Exercise brief: Print the listing that follows, character for character.

Material provided:

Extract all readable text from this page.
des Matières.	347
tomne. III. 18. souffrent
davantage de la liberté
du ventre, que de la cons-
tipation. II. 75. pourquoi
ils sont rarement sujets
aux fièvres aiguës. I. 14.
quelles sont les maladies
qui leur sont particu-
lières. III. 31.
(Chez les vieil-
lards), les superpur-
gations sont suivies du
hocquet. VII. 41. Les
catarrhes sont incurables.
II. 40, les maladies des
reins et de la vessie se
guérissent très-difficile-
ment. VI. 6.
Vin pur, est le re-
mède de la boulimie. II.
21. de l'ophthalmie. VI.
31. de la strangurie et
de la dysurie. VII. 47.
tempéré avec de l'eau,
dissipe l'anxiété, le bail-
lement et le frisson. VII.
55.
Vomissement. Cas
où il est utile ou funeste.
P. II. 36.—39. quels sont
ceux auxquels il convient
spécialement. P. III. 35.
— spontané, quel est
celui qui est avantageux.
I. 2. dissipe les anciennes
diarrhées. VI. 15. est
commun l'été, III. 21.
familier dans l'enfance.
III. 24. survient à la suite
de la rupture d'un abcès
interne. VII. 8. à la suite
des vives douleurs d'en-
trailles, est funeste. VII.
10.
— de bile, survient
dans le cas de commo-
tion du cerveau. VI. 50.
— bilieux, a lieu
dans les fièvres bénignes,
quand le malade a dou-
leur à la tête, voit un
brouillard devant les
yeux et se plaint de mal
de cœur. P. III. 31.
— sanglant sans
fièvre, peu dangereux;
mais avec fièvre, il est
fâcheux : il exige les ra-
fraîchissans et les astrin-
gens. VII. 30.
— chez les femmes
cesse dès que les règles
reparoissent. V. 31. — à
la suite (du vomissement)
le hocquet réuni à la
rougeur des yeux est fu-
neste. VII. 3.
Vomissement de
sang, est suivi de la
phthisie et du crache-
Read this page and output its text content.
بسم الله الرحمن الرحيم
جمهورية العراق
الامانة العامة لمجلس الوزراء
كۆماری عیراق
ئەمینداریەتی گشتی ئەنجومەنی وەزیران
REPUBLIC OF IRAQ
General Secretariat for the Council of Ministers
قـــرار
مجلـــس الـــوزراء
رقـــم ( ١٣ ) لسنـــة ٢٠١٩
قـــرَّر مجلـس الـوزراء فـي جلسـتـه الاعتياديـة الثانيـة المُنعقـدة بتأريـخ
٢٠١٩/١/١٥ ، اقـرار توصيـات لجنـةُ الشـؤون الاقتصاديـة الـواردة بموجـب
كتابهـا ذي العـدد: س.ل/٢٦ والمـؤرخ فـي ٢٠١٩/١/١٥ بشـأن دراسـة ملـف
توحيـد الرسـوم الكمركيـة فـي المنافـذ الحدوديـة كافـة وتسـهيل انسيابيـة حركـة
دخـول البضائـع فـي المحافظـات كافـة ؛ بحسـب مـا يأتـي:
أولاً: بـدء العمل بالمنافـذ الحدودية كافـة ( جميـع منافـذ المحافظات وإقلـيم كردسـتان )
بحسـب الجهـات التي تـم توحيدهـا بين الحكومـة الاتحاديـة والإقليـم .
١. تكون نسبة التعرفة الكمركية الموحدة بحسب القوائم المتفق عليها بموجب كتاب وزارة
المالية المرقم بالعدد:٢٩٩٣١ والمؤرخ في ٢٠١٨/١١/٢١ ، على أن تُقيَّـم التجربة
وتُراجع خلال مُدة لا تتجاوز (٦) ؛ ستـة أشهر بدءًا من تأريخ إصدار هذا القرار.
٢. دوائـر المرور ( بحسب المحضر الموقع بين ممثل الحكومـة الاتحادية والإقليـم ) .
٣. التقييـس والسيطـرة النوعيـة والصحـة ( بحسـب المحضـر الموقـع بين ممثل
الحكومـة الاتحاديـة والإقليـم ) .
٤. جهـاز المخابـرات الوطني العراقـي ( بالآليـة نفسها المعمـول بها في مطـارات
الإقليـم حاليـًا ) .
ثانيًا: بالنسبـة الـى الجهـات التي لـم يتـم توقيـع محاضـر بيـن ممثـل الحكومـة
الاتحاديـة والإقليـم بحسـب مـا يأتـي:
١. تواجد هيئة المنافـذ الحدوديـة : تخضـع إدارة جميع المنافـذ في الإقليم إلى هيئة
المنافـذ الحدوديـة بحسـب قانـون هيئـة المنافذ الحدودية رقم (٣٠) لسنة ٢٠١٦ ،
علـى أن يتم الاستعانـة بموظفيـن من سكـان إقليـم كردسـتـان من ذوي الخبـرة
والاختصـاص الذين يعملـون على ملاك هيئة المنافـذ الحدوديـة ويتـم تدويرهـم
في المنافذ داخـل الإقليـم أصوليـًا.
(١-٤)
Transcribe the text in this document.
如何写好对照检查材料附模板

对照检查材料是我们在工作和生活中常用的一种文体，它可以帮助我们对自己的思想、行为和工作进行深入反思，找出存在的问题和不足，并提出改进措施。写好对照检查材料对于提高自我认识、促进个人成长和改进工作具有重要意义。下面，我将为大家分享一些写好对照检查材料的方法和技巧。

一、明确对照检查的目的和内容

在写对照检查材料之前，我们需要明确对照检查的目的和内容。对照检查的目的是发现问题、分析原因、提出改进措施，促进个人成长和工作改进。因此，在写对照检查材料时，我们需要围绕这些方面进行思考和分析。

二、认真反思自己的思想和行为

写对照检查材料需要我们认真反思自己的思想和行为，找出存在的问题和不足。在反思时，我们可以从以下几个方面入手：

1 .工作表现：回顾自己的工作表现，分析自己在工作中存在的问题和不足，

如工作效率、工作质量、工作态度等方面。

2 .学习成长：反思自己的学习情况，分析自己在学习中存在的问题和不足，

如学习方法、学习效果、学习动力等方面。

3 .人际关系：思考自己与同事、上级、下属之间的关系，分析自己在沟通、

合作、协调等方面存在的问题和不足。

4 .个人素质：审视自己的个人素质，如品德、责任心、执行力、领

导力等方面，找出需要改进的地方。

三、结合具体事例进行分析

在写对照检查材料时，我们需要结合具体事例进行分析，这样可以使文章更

Full solution:
Extract all readable text from this page.
des Matières.	347
tomne. III. 18. souffrent
davantage de la liberté
du ventre, que de la cons-
tipation. II. 75. pourquoi
ils sont rarement sujets
aux fièvres aiguës. I. 14.
quelles sont les maladies
qui leur sont particu-
lières. III. 31.
(Chez les vieil-
lards), les superpur-
gations sont suivies du
hocquet. VII. 41. Les
catarrhes sont incurables.
II. 40, les maladies des
reins et de la vessie se
guérissent très-difficile-
ment. VI. 6.
Vin pur, est le re-
mède de la boulimie. II.
21. de l'ophthalmie. VI.
31. de la strangurie et
de la dysurie. VII. 47.
tempéré avec de l'eau,
dissipe l'anxiété, le bail-
lement et le frisson. VII.
55.
Vomissement. Cas
où il est utile ou funeste.
P. II. 36.—39. quels sont
ceux auxquels il convient
spécialement. P. III. 35.
— spontané, quel est
celui qui est avantageux.
I. 2. dissipe les anciennes
diarrhées. VI. 15. est
commun l'été, III. 21.
familier dans l'enfance.
III. 24. survient à la suite
de la rupture d'un abcès
interne. VII. 8. à la suite
des vives douleurs d'en-
trailles, est funeste. VII.
10.
— de bile, survient
dans le cas de commo-
tion du cerveau. VI. 50.
— bilieux, a lieu
dans les fièvres bénignes,
quand le malade a dou-
leur à la tête, voit un
brouillard devant les
yeux et se plaint de mal
de cœur. P. III. 31.
— sanglant sans
fièvre, peu dangereux;
mais avec fièvre, il est
fâcheux : il exige les ra-
fraîchissans et les astrin-
gens. VII. 30.
— chez les femmes
cesse dès que les règles
reparoissent. V. 31. — à
la suite (du vomissement)
le hocquet réuni à la
rougeur des yeux est fu-
neste. VII. 3.
Vomissement de
sang, est suivi de la
phthisie et du crache-
Read this page and output its text content.
بسم الله الرحمن الرحيم
جمهورية العراق
الامانة العامة لمجلس الوزراء
كۆماری عیراق
ئەمینداریەتی گشتی ئەنجومەنی وەزیران
REPUBLIC OF IRAQ
General Secretariat for the Council of Ministers
قـــرار
مجلـــس الـــوزراء
رقـــم ( ١٣ ) لسنـــة ٢٠١٩
قـــرَّر مجلـس الـوزراء فـي جلسـتـه الاعتياديـة الثانيـة المُنعقـدة بتأريـخ
٢٠١٩/١/١٥ ، اقـرار توصيـات لجنـةُ الشـؤون الاقتصاديـة الـواردة بموجـب
كتابهـا ذي العـدد: س.ل/٢٦ والمـؤرخ فـي ٢٠١٩/١/١٥ بشـأن دراسـة ملـف
توحيـد الرسـوم الكمركيـة فـي المنافـذ الحدوديـة كافـة وتسـهيل انسيابيـة حركـة
دخـول البضائـع فـي المحافظـات كافـة ؛ بحسـب مـا يأتـي:
أولاً: بـدء العمل بالمنافـذ الحدودية كافـة ( جميـع منافـذ المحافظات وإقلـيم كردسـتان )
بحسـب الجهـات التي تـم توحيدهـا بين الحكومـة الاتحاديـة والإقليـم .
١. تكون نسبة التعرفة الكمركية الموحدة بحسب القوائم المتفق عليها بموجب كتاب وزارة
المالية المرقم بالعدد:٢٩٩٣١ والمؤرخ في ٢٠١٨/١١/٢١ ، على أن تُقيَّـم التجربة
وتُراجع خلال مُدة لا تتجاوز (٦) ؛ ستـة أشهر بدءًا من تأريخ إصدار هذا القرار.
٢. دوائـر المرور ( بحسب المحضر الموقع بين ممثل الحكومـة الاتحادية والإقليـم ) .
٣. التقييـس والسيطـرة النوعيـة والصحـة ( بحسـب المحضـر الموقـع بين ممثل
الحكومـة الاتحاديـة والإقليـم ) .
٤. جهـاز المخابـرات الوطني العراقـي ( بالآليـة نفسها المعمـول بها في مطـارات
الإقليـم حاليـًا ) .
ثانيًا: بالنسبـة الـى الجهـات التي لـم يتـم توقيـع محاضـر بيـن ممثـل الحكومـة
الاتحاديـة والإقليـم بحسـب مـا يأتـي:
١. تواجد هيئة المنافـذ الحدوديـة : تخضـع إدارة جميع المنافـذ في الإقليم إلى هيئة
المنافـذ الحدوديـة بحسـب قانـون هيئـة المنافذ الحدودية رقم (٣٠) لسنة ٢٠١٦ ،
علـى أن يتم الاستعانـة بموظفيـن من سكـان إقليـم كردسـتـان من ذوي الخبـرة
والاختصـاص الذين يعملـون على ملاك هيئة المنافـذ الحدوديـة ويتـم تدويرهـم
في المنافذ داخـل الإقليـم أصوليـًا.
(١-٤)
Transcribe the text in this document.
如何写好对照检查材料附模板

对照检查材料是我们在工作和生活中常用的一种文体，它可以帮助我们对自己的思想、行为和工作进行深入反思，找出存在的问题和不足，并提出改进措施。写好对照检查材料对于提高自我认识、促进个人成长和改进工作具有重要意义。下面，我将为大家分享一些写好对照检查材料的方法和技巧。

一、明确对照检查的目的和内容

在写对照检查材料之前，我们需要明确对照检查的目的和内容。对照检查的目的是发现问题、分析原因、提出改进措施，促进个人成长和工作改进。因此，在写对照检查材料时，我们需要围绕这些方面进行思考和分析。

二、认真反思自己的思想和行为

写对照检查材料需要我们认真反思自己的思想和行为，找出存在的问题和不足。在反思时，我们可以从以下几个方面入手：

1 .工作表现：回顾自己的工作表现，分析自己在工作中存在的问题和不足，

如工作效率、工作质量、工作态度等方面。

2 .学习成长：反思自己的学习情况，分析自己在学习中存在的问题和不足，

如学习方法、学习效果、学习动力等方面。

3 .人际关系：思考自己与同事、上级、下属之间的关系，分析自己在沟通、

合作、协调等方面存在的问题和不足。

4 .个人素质：审视自己的个人素质，如品德、责任心、执行力、领

导力等方面，找出需要改进的地方。

三、结合具体事例进行分析

在写对照检查材料时，我们需要结合具体事例进行分析，这样可以使文章更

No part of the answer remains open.